=== WRITTEN REQUEST ===
The data below must be copied in full and without any change.
------------------------------------
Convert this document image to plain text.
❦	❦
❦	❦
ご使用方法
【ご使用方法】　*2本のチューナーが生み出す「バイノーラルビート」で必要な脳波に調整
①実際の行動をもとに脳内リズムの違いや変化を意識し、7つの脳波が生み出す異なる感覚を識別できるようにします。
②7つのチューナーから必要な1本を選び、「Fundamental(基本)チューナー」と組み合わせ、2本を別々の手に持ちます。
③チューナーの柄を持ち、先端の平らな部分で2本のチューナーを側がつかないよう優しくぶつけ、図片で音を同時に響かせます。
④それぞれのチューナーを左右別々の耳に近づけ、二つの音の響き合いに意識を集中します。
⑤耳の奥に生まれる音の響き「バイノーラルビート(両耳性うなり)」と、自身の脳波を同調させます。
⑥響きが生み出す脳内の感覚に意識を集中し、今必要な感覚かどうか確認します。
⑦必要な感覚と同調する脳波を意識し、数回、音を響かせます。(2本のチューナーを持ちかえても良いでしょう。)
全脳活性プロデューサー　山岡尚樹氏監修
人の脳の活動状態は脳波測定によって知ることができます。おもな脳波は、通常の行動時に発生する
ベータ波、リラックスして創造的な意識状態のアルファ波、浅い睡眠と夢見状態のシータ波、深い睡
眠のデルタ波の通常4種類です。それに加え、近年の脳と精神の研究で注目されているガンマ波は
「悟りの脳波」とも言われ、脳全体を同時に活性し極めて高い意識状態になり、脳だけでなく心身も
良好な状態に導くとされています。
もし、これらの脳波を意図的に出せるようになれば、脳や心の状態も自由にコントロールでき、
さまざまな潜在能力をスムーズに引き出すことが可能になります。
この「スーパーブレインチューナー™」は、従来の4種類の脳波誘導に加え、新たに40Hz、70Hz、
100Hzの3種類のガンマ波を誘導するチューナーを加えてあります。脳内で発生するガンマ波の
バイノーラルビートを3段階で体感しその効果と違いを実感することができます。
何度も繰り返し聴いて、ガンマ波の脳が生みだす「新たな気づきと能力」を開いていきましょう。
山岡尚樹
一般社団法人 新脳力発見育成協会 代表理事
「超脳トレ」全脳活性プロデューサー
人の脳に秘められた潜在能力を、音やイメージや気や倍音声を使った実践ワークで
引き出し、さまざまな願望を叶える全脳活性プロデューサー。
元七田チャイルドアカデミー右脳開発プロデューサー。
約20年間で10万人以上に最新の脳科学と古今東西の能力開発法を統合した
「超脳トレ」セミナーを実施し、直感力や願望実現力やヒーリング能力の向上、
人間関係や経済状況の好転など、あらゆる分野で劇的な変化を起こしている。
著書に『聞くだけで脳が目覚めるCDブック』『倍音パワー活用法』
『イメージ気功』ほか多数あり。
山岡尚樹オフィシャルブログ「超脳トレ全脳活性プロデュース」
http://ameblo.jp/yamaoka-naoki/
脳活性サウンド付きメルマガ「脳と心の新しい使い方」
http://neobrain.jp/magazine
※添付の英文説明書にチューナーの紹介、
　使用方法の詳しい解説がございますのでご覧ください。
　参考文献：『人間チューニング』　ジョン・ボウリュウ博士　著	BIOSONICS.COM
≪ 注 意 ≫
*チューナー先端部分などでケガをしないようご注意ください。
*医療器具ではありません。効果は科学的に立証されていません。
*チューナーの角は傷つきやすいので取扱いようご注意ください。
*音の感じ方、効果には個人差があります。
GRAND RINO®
------------------------------------
=== FINAL RESULT ===
Convert this document image to plain text.
❦	❦
❦	❦
ご使用方法
【ご使用方法】　*2本のチューナーが生み出す「バイノーラルビート」で必要な脳波に調整
①実際の行動をもとに脳内リズムの違いや変化を意識し、7つの脳波が生み出す異なる感覚を識別できるようにします。
②7つのチューナーから必要な1本を選び、「Fundamental(基本)チューナー」と組み合わせ、2本を別々の手に持ちます。
③チューナーの柄を持ち、先端の平らな部分で2本のチューナーを側がつかないよう優しくぶつけ、図片で音を同時に響かせます。
④それぞれのチューナーを左右別々の耳に近づけ、二つの音の響き合いに意識を集中します。
⑤耳の奥に生まれる音の響き「バイノーラルビート(両耳性うなり)」と、自身の脳波を同調させます。
⑥響きが生み出す脳内の感覚に意識を集中し、今必要な感覚かどうか確認します。
⑦必要な感覚と同調する脳波を意識し、数回、音を響かせます。(2本のチューナーを持ちかえても良いでしょう。)
全脳活性プロデューサー　山岡尚樹氏監修
人の脳の活動状態は脳波測定によって知ることができます。おもな脳波は、通常の行動時に発生する
ベータ波、リラックスして創造的な意識状態のアルファ波、浅い睡眠と夢見状態のシータ波、深い睡
眠のデルタ波の通常4種類です。それに加え、近年の脳と精神の研究で注目されているガンマ波は
「悟りの脳波」とも言われ、脳全体を同時に活性し極めて高い意識状態になり、脳だけでなく心身も
良好な状態に導くとされています。
もし、これらの脳波を意図的に出せるようになれば、脳や心の状態も自由にコントロールでき、
さまざまな潜在能力をスムーズに引き出すことが可能になります。
この「スーパーブレインチューナー™」は、従来の4種類の脳波誘導に加え、新たに40Hz、70Hz、
100Hzの3種類のガンマ波を誘導するチューナーを加えてあります。脳内で発生するガンマ波の
バイノーラルビートを3段階で体感しその効果と違いを実感することができます。
何度も繰り返し聴いて、ガンマ波の脳が生みだす「新たな気づきと能力」を開いていきましょう。
山岡尚樹
一般社団法人 新脳力発見育成協会 代表理事
「超脳トレ」全脳活性プロデューサー
人の脳に秘められた潜在能力を、音やイメージや気や倍音声を使った実践ワークで
引き出し、さまざまな願望を叶える全脳活性プロデューサー。
元七田チャイルドアカデミー右脳開発プロデューサー。
約20年間で10万人以上に最新の脳科学と古今東西の能力開発法を統合した
「超脳トレ」セミナーを実施し、直感力や願望実現力やヒーリング能力の向上、
人間関係や経済状況の好転など、あらゆる分野で劇的な変化を起こしている。
著書に『聞くだけで脳が目覚めるCDブック』『倍音パワー活用法』
『イメージ気功』ほか多数あり。
山岡尚樹オフィシャルブログ「超脳トレ全脳活性プロデュース」
http://ameblo.jp/yamaoka-naoki/
脳活性サウンド付きメルマガ「脳と心の新しい使い方」
http://neobrain.jp/magazine
※添付の英文説明書にチューナーの紹介、
　使用方法の詳しい解説がございますのでご覧ください。
　参考文献：『人間チューニング』　ジョン・ボウリュウ博士　著	BIOSONICS.COM
≪ 注 意 ≫
*チューナー先端部分などでケガをしないようご注意ください。
*医療器具ではありません。効果は科学的に立証されていません。
*チューナーの角は傷つきやすいので取扱いようご注意ください。
*音の感じ方、効果には個人差があります。
GRAND RINO®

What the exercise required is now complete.